__AIM__. Drop all images and give the records again exactly.

__DATA TO PROCESS__.
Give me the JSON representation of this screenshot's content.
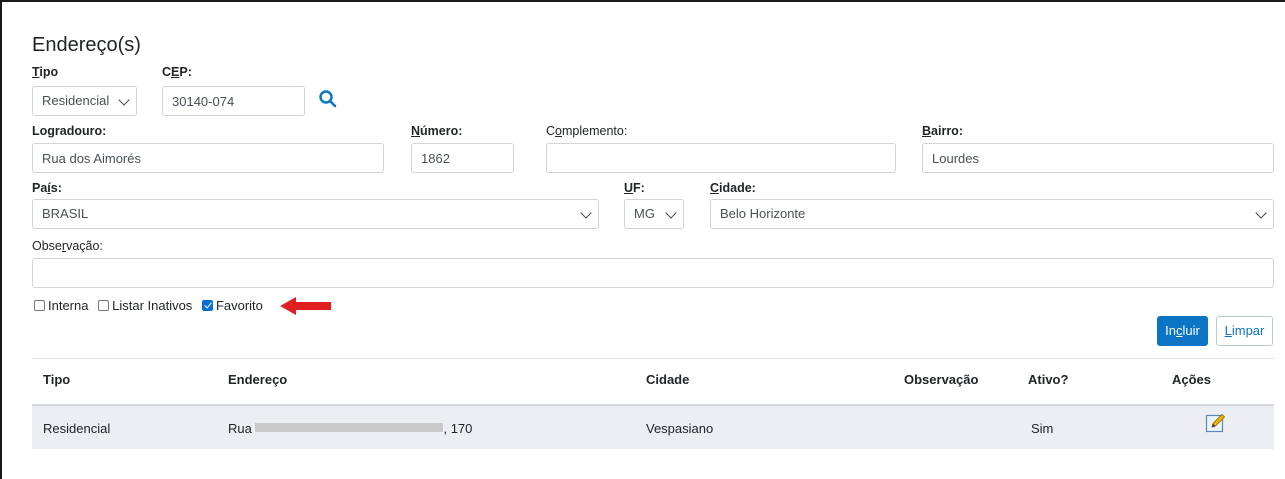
{
  "section": {
    "title": "Endereço(s)"
  },
  "labels": {
    "tipo": "Tipo",
    "cep": "CEP:",
    "logradouro": "Logradouro:",
    "numero": "Número:",
    "complemento": "Complemento:",
    "bairro": "Bairro:",
    "pais": "País:",
    "uf": "UF:",
    "cidade": "Cidade:",
    "observacao": "Observação:"
  },
  "fields": {
    "tipo": "Residencial",
    "cep": "30140-074",
    "logradouro": "Rua dos Aimorés",
    "numero": "1862",
    "complemento": "",
    "bairro": "Lourdes",
    "pais": "BRASIL",
    "uf": "MG",
    "cidade": "Belo Horizonte",
    "observacao": ""
  },
  "checkboxes": [
    {
      "label": "Interna",
      "checked": false
    },
    {
      "label": "Listar Inativos",
      "checked": false
    },
    {
      "label": "Favorito",
      "checked": true
    }
  ],
  "buttons": {
    "incluir": "Incluir",
    "limpar": "Limpar"
  },
  "table": {
    "headers": [
      "Tipo",
      "Endereço",
      "Cidade",
      "Observação",
      "Ativo?",
      "Ações"
    ],
    "rows": [
      {
        "tipo": "Residencial",
        "endereco_prefix": "Rua ",
        "endereco_suffix": ", 170",
        "cidade": "Vespasiano",
        "observacao": "",
        "ativo": "Sim"
      }
    ]
  },
  "colors": {
    "primary": "#0b74c4",
    "annotation_arrow": "#e02020",
    "checkbox_checked": "#0b6ed1"
  },
  "icons": [
    "search-icon",
    "chevron-down-icon",
    "edit-icon",
    "red-arrow-annotation"
  ]
}
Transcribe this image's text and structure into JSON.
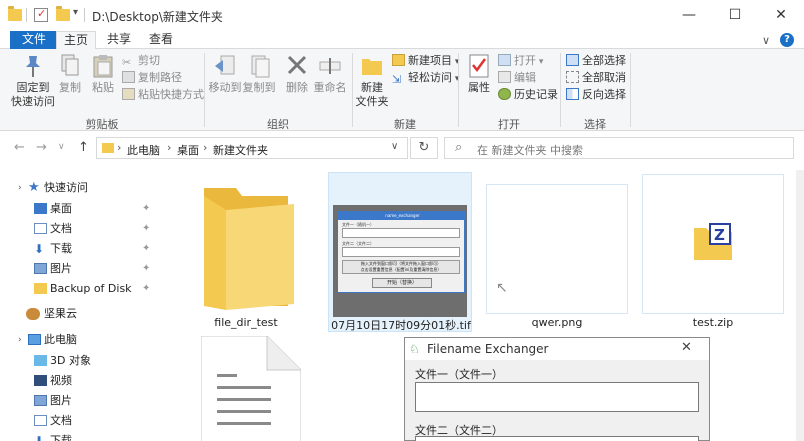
{
  "window": {
    "title": "D:\\Desktop\\新建文件夹",
    "minimize": "—",
    "maximize": "☐",
    "close": "✕"
  },
  "tabs": {
    "file": "文件",
    "home": "主页",
    "share": "共享",
    "view": "查看"
  },
  "ribbon": {
    "clipboard": {
      "label": "剪贴板",
      "pin": "固定到\n快速访问",
      "pin_l1": "固定到",
      "pin_l2": "快速访问",
      "copy": "复制",
      "paste": "粘贴",
      "cut": "剪切",
      "copy_path": "复制路径",
      "paste_shortcut": "粘贴快捷方式"
    },
    "organize": {
      "label": "组织",
      "move_to": "移动到",
      "copy_to": "复制到",
      "delete": "删除",
      "rename": "重命名"
    },
    "new": {
      "label": "新建",
      "new_folder_l1": "新建",
      "new_folder_l2": "文件夹",
      "new_item": "新建项目",
      "easy_access": "轻松访问"
    },
    "open": {
      "label": "打开",
      "properties": "属性",
      "open": "打开",
      "edit": "编辑",
      "history": "历史记录"
    },
    "select": {
      "label": "选择",
      "select_all": "全部选择",
      "select_none": "全部取消",
      "invert": "反向选择"
    }
  },
  "nav": {
    "back": "←",
    "forward": "→",
    "recent": "∨",
    "up": "↑",
    "breadcrumbs": [
      "此电脑",
      "桌面",
      "新建文件夹"
    ],
    "refresh": "↻",
    "search_placeholder": "在 新建文件夹 中搜索"
  },
  "sidebar": {
    "quick_access": "快速访问",
    "items": [
      {
        "label": "桌面",
        "pinned": true
      },
      {
        "label": "文档",
        "pinned": true
      },
      {
        "label": "下载",
        "pinned": true
      },
      {
        "label": "图片",
        "pinned": true
      },
      {
        "label": "Backup of Disk",
        "pinned": true
      }
    ],
    "jianguoyun": "坚果云",
    "this_pc": "此电脑",
    "pc_items": [
      "3D 对象",
      "视频",
      "图片",
      "文档",
      "下载"
    ]
  },
  "files": [
    {
      "name": "file_dir_test",
      "type": "folder"
    },
    {
      "name": "07月10日17时09分01秒.tif",
      "type": "image"
    },
    {
      "name": "qwer.png",
      "type": "image"
    },
    {
      "name": "test.zip",
      "type": "zip"
    }
  ],
  "thumb_dialog": {
    "title": "name_exchanger",
    "field1": "文件一（随机一）",
    "field2": "文件二（文件二）",
    "hint1": "拖入文件到窗口即可（将文件拖入窗口即可）",
    "hint2": "点击设置重置信息（配置ini及重置清除信息）",
    "start": "开始（替换）"
  },
  "dialog": {
    "title": "Filename Exchanger",
    "close": "✕",
    "field1_label": "文件一（文件一）",
    "field2_label": "文件二（文件二）"
  },
  "colors": {
    "accent": "#1a6fc6",
    "folder": "#f3c94f"
  }
}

__EXERCISE SOLUTION__.
Give me the JSON representation of this screenshot's content.
{
  "section": {
    "title": "Endereço(s)"
  },
  "labels": {
    "tipo": "Tipo",
    "cep": "CEP:",
    "logradouro": "Logradouro:",
    "numero": "Número:",
    "complemento": "Complemento:",
    "bairro": "Bairro:",
    "pais": "País:",
    "uf": "UF:",
    "cidade": "Cidade:",
    "observacao": "Observação:"
  },
  "fields": {
    "tipo": "Residencial",
    "cep": "30140-074",
    "logradouro": "Rua dos Aimorés",
    "numero": "1862",
    "complemento": "",
    "bairro": "Lourdes",
    "pais": "BRASIL",
    "uf": "MG",
    "cidade": "Belo Horizonte",
    "observacao": ""
  },
  "checkboxes": [
    {
      "label": "Interna",
      "checked": false
    },
    {
      "label": "Listar Inativos",
      "checked": false
    },
    {
      "label": "Favorito",
      "checked": true
    }
  ],
  "buttons": {
    "incluir": "Incluir",
    "limpar": "Limpar"
  },
  "table": {
    "headers": [
      "Tipo",
      "Endereço",
      "Cidade",
      "Observação",
      "Ativo?",
      "Ações"
    ],
    "rows": [
      {
        "tipo": "Residencial",
        "endereco_prefix": "Rua ",
        "endereco_suffix": ", 170",
        "cidade": "Vespasiano",
        "observacao": "",
        "ativo": "Sim"
      }
    ]
  },
  "colors": {
    "primary": "#0b74c4",
    "annotation_arrow": "#e02020",
    "checkbox_checked": "#0b6ed1"
  },
  "icons": [
    "search-icon",
    "chevron-down-icon",
    "edit-icon",
    "red-arrow-annotation"
  ]
}
Transcribe this image's text and structure into JSON.
{
  "window": {
    "title": "D:\\Desktop\\新建文件夹",
    "minimize": "—",
    "maximize": "☐",
    "close": "✕"
  },
  "tabs": {
    "file": "文件",
    "home": "主页",
    "share": "共享",
    "view": "查看"
  },
  "ribbon": {
    "clipboard": {
      "label": "剪贴板",
      "pin": "固定到\n快速访问",
      "pin_l1": "固定到",
      "pin_l2": "快速访问",
      "copy": "复制",
      "paste": "粘贴",
      "cut": "剪切",
      "copy_path": "复制路径",
      "paste_shortcut": "粘贴快捷方式"
    },
    "organize": {
      "label": "组织",
      "move_to": "移动到",
      "copy_to": "复制到",
      "delete": "删除",
      "rename": "重命名"
    },
    "new": {
      "label": "新建",
      "new_folder_l1": "新建",
      "new_folder_l2": "文件夹",
      "new_item": "新建项目",
      "easy_access": "轻松访问"
    },
    "open": {
      "label": "打开",
      "properties": "属性",
      "open": "打开",
      "edit": "编辑",
      "history": "历史记录"
    },
    "select": {
      "label": "选择",
      "select_all": "全部选择",
      "select_none": "全部取消",
      "invert": "反向选择"
    }
  },
  "nav": {
    "back": "←",
    "forward": "→",
    "recent": "∨",
    "up": "↑",
    "breadcrumbs": [
      "此电脑",
      "桌面",
      "新建文件夹"
    ],
    "refresh": "↻",
    "search_placeholder": "在 新建文件夹 中搜索"
  },
  "sidebar": {
    "quick_access": "快速访问",
    "items": [
      {
        "label": "桌面",
        "pinned": true
      },
      {
        "label": "文档",
        "pinned": true
      },
      {
        "label": "下载",
        "pinned": true
      },
      {
        "label": "图片",
        "pinned": true
      },
      {
        "label": "Backup of Disk",
        "pinned": true
      }
    ],
    "jianguoyun": "坚果云",
    "this_pc": "此电脑",
    "pc_items": [
      "3D 对象",
      "视频",
      "图片",
      "文档",
      "下载"
    ]
  },
  "files": [
    {
      "name": "file_dir_test",
      "type": "folder"
    },
    {
      "name": "07月10日17时09分01秒.tif",
      "type": "image"
    },
    {
      "name": "qwer.png",
      "type": "image"
    },
    {
      "name": "test.zip",
      "type": "zip"
    }
  ],
  "thumb_dialog": {
    "title": "name_exchanger",
    "field1": "文件一（随机一）",
    "field2": "文件二（文件二）",
    "hint1": "拖入文件到窗口即可（将文件拖入窗口即可）",
    "hint2": "点击设置重置信息（配置ini及重置清除信息）",
    "start": "开始（替换）"
  },
  "dialog": {
    "title": "Filename Exchanger",
    "close": "✕",
    "field1_label": "文件一（文件一）",
    "field2_label": "文件二（文件二）"
  },
  "colors": {
    "accent": "#1a6fc6",
    "folder": "#f3c94f"
  }
}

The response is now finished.